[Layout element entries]
--

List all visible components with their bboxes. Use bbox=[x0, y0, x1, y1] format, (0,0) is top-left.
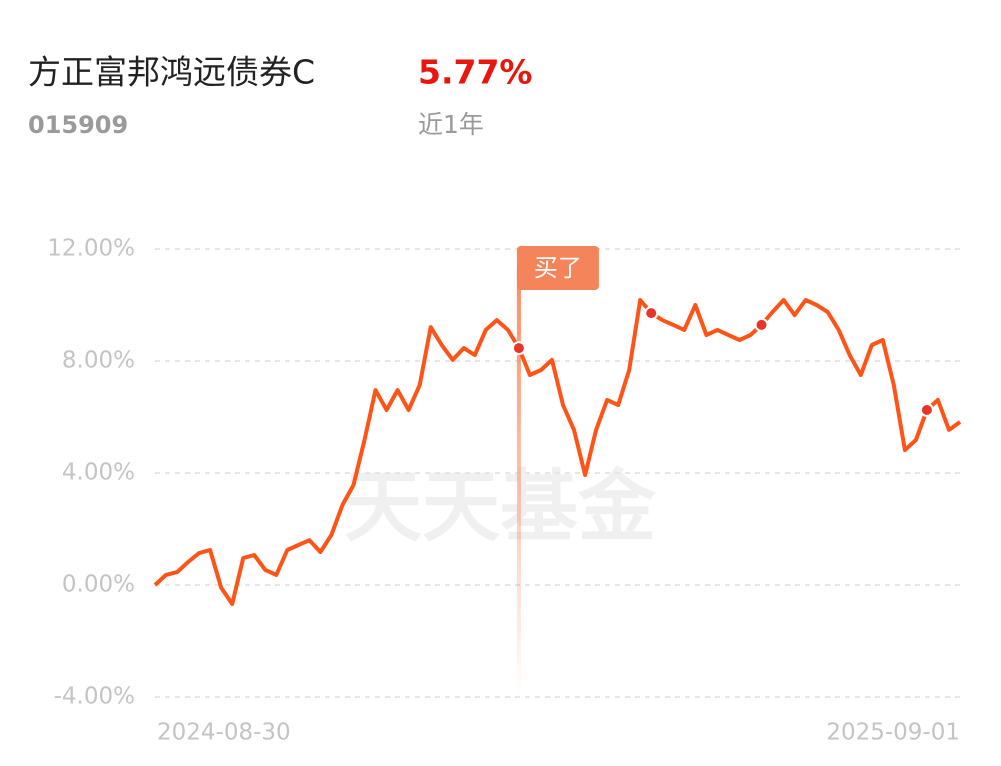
buy-line bbox=[516, 268, 521, 697]
fund-code: 015909 bbox=[28, 111, 128, 139]
y-tick-label: 12.00% bbox=[47, 236, 135, 262]
trade-dot bbox=[754, 317, 769, 332]
y-tick-label: 8.00% bbox=[62, 348, 135, 374]
nav-line bbox=[153, 298, 962, 606]
return-value: 5.77% bbox=[418, 53, 533, 92]
period-label: 近1年 bbox=[418, 110, 484, 139]
watermark: 天天基金 bbox=[344, 462, 657, 552]
buy-tag bbox=[516, 246, 599, 290]
x-tick-label: 2025-09-01 bbox=[826, 720, 960, 746]
y-tick-label: 4.00% bbox=[62, 460, 135, 486]
trade-dot bbox=[919, 403, 934, 417]
x-tick-label: 2024-08-30 bbox=[157, 720, 291, 746]
y-tick-label: -4.00% bbox=[54, 684, 135, 710]
y-tick-label: 0.00% bbox=[62, 572, 135, 598]
trade-dot bbox=[644, 306, 659, 321]
buy-tag-label: 买了 bbox=[534, 254, 582, 282]
fund-title: 方正富邦鸿远债券C bbox=[28, 53, 315, 92]
trade-dot bbox=[511, 341, 526, 356]
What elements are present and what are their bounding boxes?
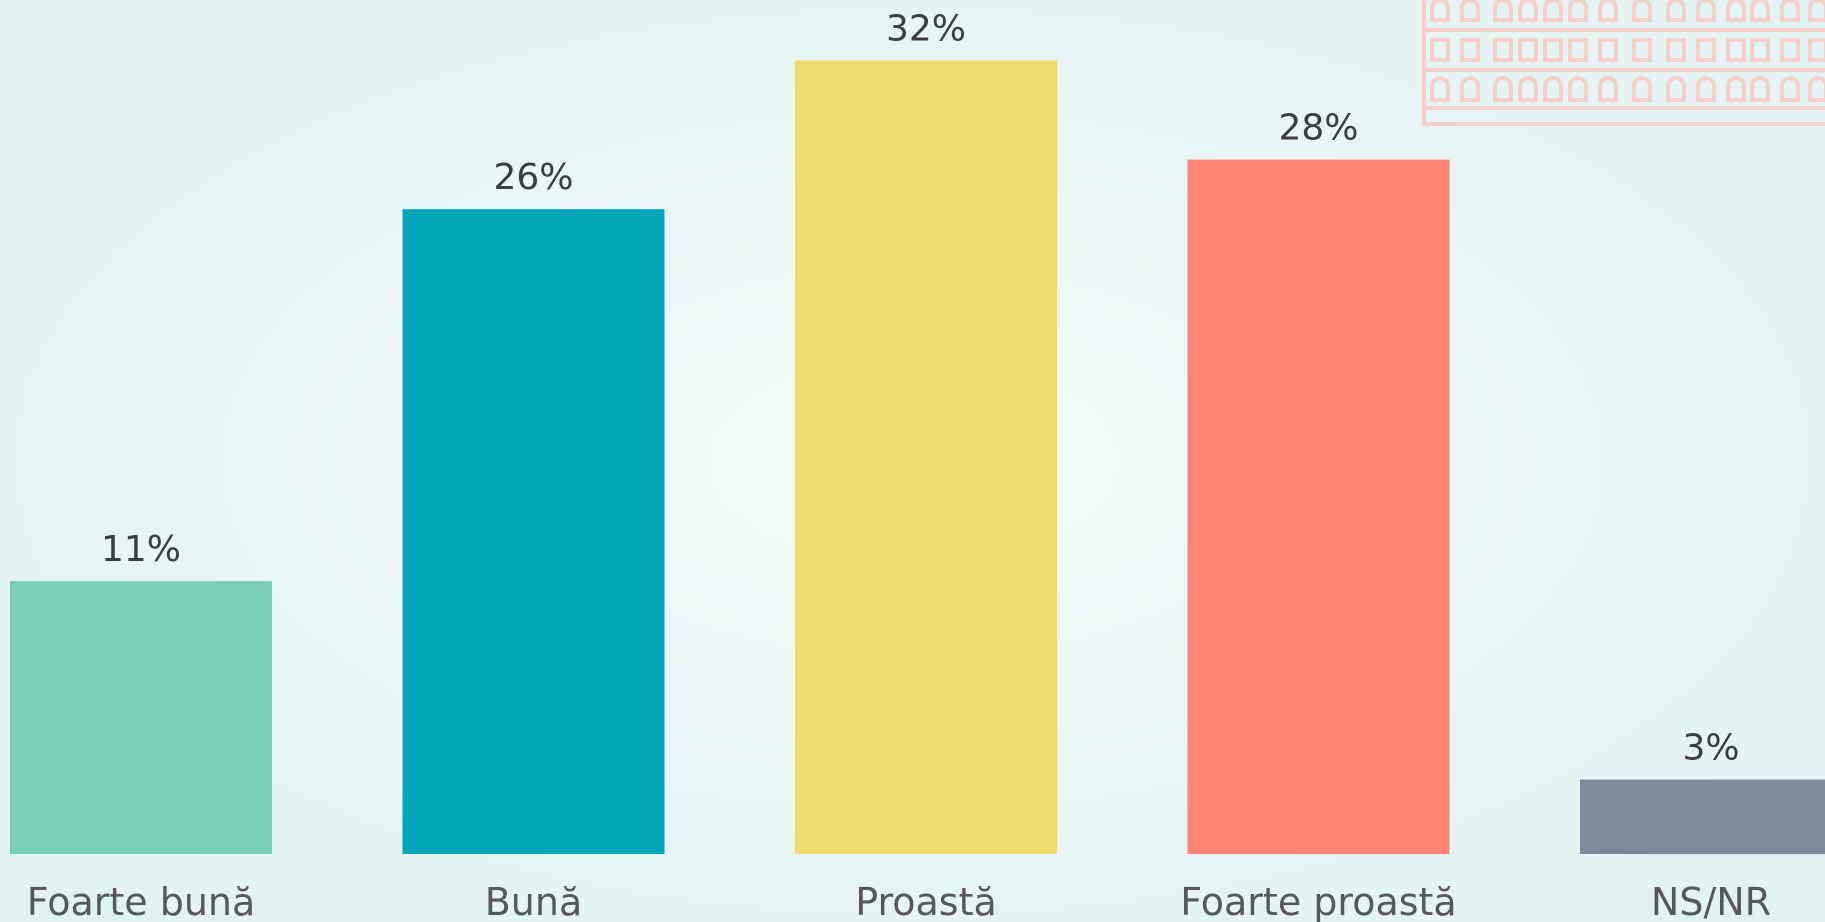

--

▶ PROBLEM TO WORK ON:
Rewrite the material above with "elements" replaced by "components" and everything else unchanged. Omit the picture lines from your output.

▶ SOLVED EXERCISE:
List all visible components with their bboxes. Use bbox=[x0, y0, x1, y1] format, (0,0) is top-left.
buy-line bbox=[516, 268, 521, 697]
fund-code: 015909 bbox=[28, 111, 128, 139]
y-tick-label: 12.00% bbox=[47, 236, 135, 262]
trade-dot bbox=[754, 317, 769, 332]
y-tick-label: 8.00% bbox=[62, 348, 135, 374]
nav-line bbox=[153, 298, 962, 606]
return-value: 5.77% bbox=[418, 53, 533, 92]
period-label: 近1年 bbox=[418, 110, 484, 139]
watermark: 天天基金 bbox=[344, 462, 657, 552]
buy-tag bbox=[516, 246, 599, 290]
x-tick-label: 2025-09-01 bbox=[826, 720, 960, 746]
y-tick-label: 4.00% bbox=[62, 460, 135, 486]
trade-dot bbox=[919, 403, 934, 417]
x-tick-label: 2024-08-30 bbox=[157, 720, 291, 746]
y-tick-label: -4.00% bbox=[54, 684, 135, 710]
y-tick-label: 0.00% bbox=[62, 572, 135, 598]
trade-dot bbox=[644, 306, 659, 321]
buy-tag-label: 买了 bbox=[534, 254, 582, 282]
fund-title: 方正富邦鸿远债券C bbox=[28, 53, 315, 92]
trade-dot bbox=[511, 341, 526, 356]
What components are present and what are their bounding boxes?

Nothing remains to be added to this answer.